For every line below, output the text exactly and leave out images.

Start of Given records

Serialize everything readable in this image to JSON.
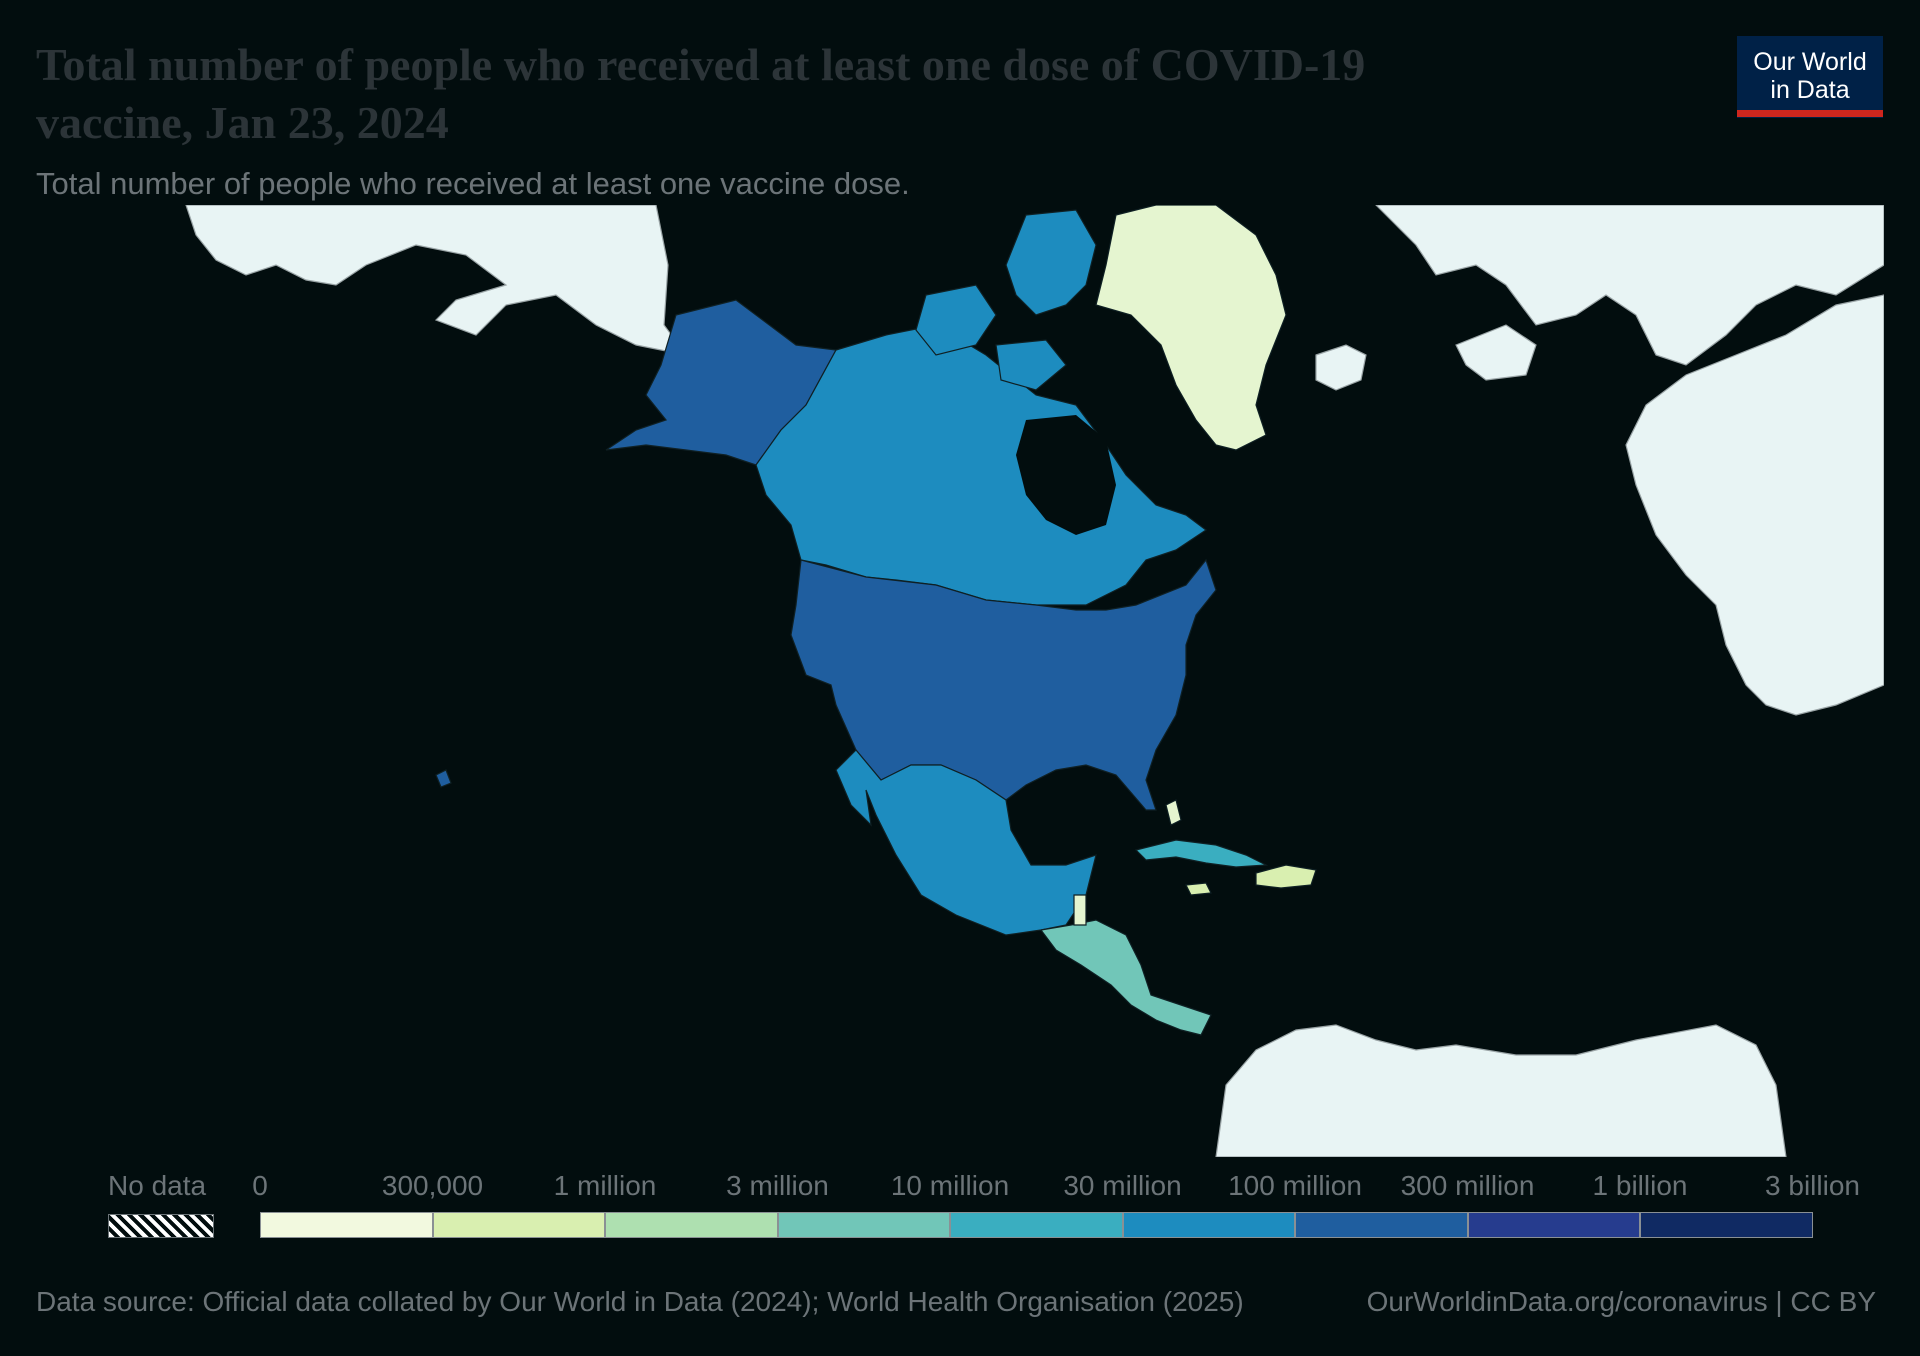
{
  "header": {
    "title": "Total number of people who received at least one dose of COVID-19 vaccine, Jan 23, 2024",
    "subtitle": "Total number of people who received at least one vaccine dose."
  },
  "logo": {
    "line1": "Our World",
    "line2": "in Data"
  },
  "legend": {
    "no_data_label": "No data",
    "ticks": [
      "0",
      "300,000",
      "1 million",
      "3 million",
      "10 million",
      "30 million",
      "100 million",
      "300 million",
      "1 billion",
      "3 billion"
    ],
    "colors": [
      "#f2f9df",
      "#d9efb0",
      "#aee0b0",
      "#71c6b8",
      "#3aaec0",
      "#1d8cbf",
      "#1f5e9f",
      "#263c8e",
      "#102a63"
    ]
  },
  "colors": {
    "background": "#020d0e",
    "other_land": "#e8f4f4",
    "united_states": "#1f5e9f",
    "canada": "#1d8cbf",
    "mexico": "#1d8cbf",
    "greenland": "#e5f5d0",
    "cuba": "#3aaec0",
    "central_america": "#71c6b8",
    "small_islands": "#d9efb0"
  },
  "footer": {
    "source": "Data source: Official data collated by Our World in Data (2024); World Health Organisation (2025)",
    "license": "OurWorldinData.org/coronavirus | CC BY"
  }
}
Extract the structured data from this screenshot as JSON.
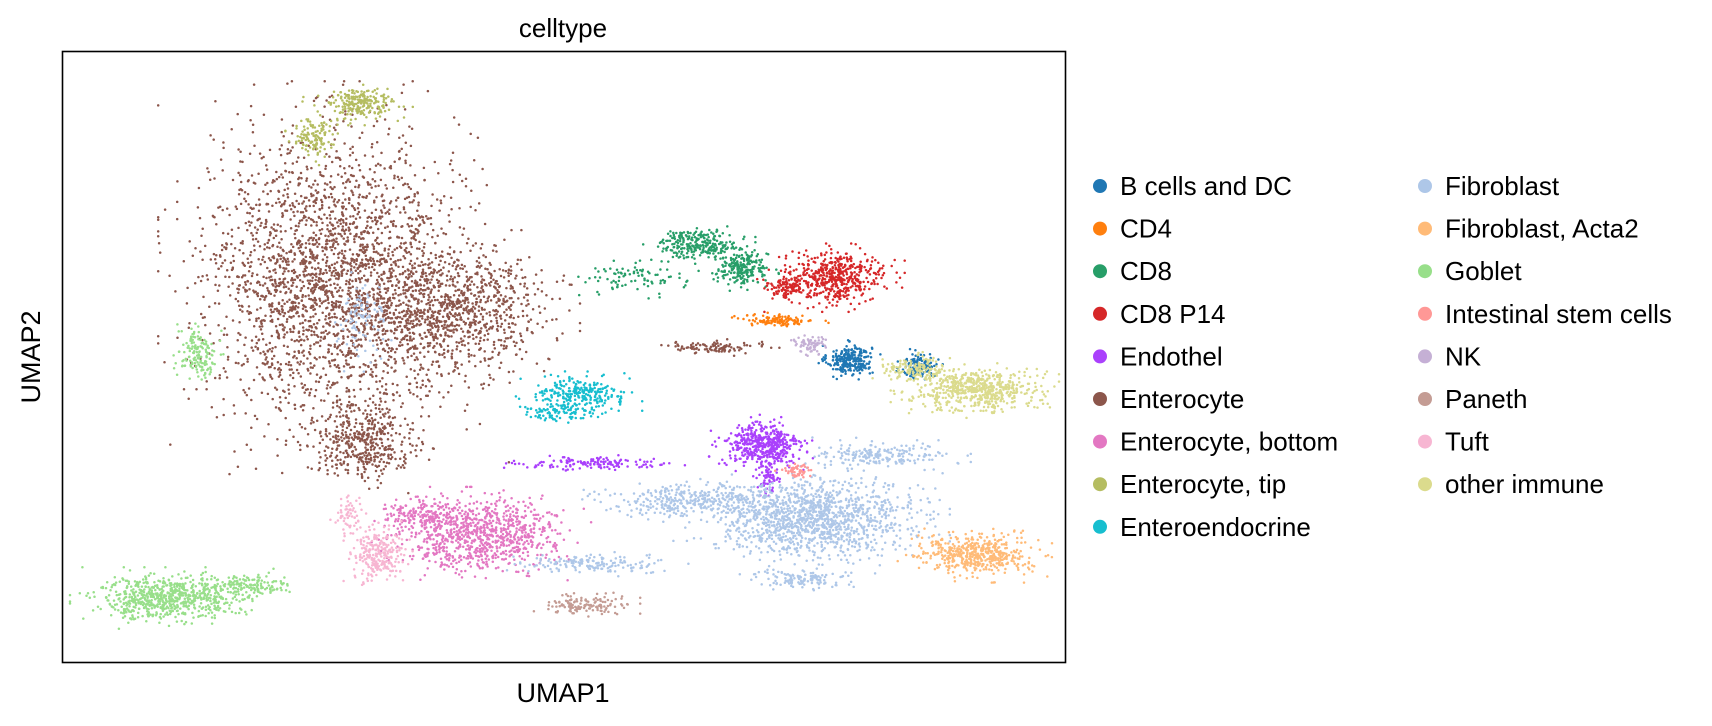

End of Given records

▸ Response to the task:
Serialize everything readable in this image to JSON.
{
  "header": {
    "title": "Total number of people who received at least one dose of COVID-19 vaccine, Jan 23, 2024",
    "subtitle": "Total number of people who received at least one vaccine dose."
  },
  "logo": {
    "line1": "Our World",
    "line2": "in Data"
  },
  "legend": {
    "no_data_label": "No data",
    "ticks": [
      "0",
      "300,000",
      "1 million",
      "3 million",
      "10 million",
      "30 million",
      "100 million",
      "300 million",
      "1 billion",
      "3 billion"
    ],
    "colors": [
      "#f2f9df",
      "#d9efb0",
      "#aee0b0",
      "#71c6b8",
      "#3aaec0",
      "#1d8cbf",
      "#1f5e9f",
      "#263c8e",
      "#102a63"
    ]
  },
  "colors": {
    "background": "#020d0e",
    "other_land": "#e8f4f4",
    "united_states": "#1f5e9f",
    "canada": "#1d8cbf",
    "mexico": "#1d8cbf",
    "greenland": "#e5f5d0",
    "cuba": "#3aaec0",
    "central_america": "#71c6b8",
    "small_islands": "#d9efb0"
  },
  "footer": {
    "source": "Data source: Official data collated by Our World in Data (2024); World Health Organisation (2025)",
    "license": "OurWorldinData.org/coronavirus | CC BY"
  }
}
Extract the structured data from this screenshot as JSON.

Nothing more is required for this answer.